Check each line of the material. Copy those containing "name".

## BEGIN

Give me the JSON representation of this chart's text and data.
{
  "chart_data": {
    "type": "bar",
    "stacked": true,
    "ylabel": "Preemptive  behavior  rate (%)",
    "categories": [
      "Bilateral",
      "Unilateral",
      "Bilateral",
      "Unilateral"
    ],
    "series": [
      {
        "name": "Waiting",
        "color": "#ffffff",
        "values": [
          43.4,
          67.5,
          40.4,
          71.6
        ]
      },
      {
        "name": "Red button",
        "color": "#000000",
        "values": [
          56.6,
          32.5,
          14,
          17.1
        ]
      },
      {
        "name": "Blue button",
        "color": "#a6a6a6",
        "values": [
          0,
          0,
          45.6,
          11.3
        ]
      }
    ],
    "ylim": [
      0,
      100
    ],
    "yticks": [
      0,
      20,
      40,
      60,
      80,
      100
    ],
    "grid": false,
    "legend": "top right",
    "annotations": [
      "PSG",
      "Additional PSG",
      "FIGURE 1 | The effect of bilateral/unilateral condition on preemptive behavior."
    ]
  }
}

## END

Worked answer ->
        "name": "Waiting",
        "name": "Red button",
        "name": "Blue button",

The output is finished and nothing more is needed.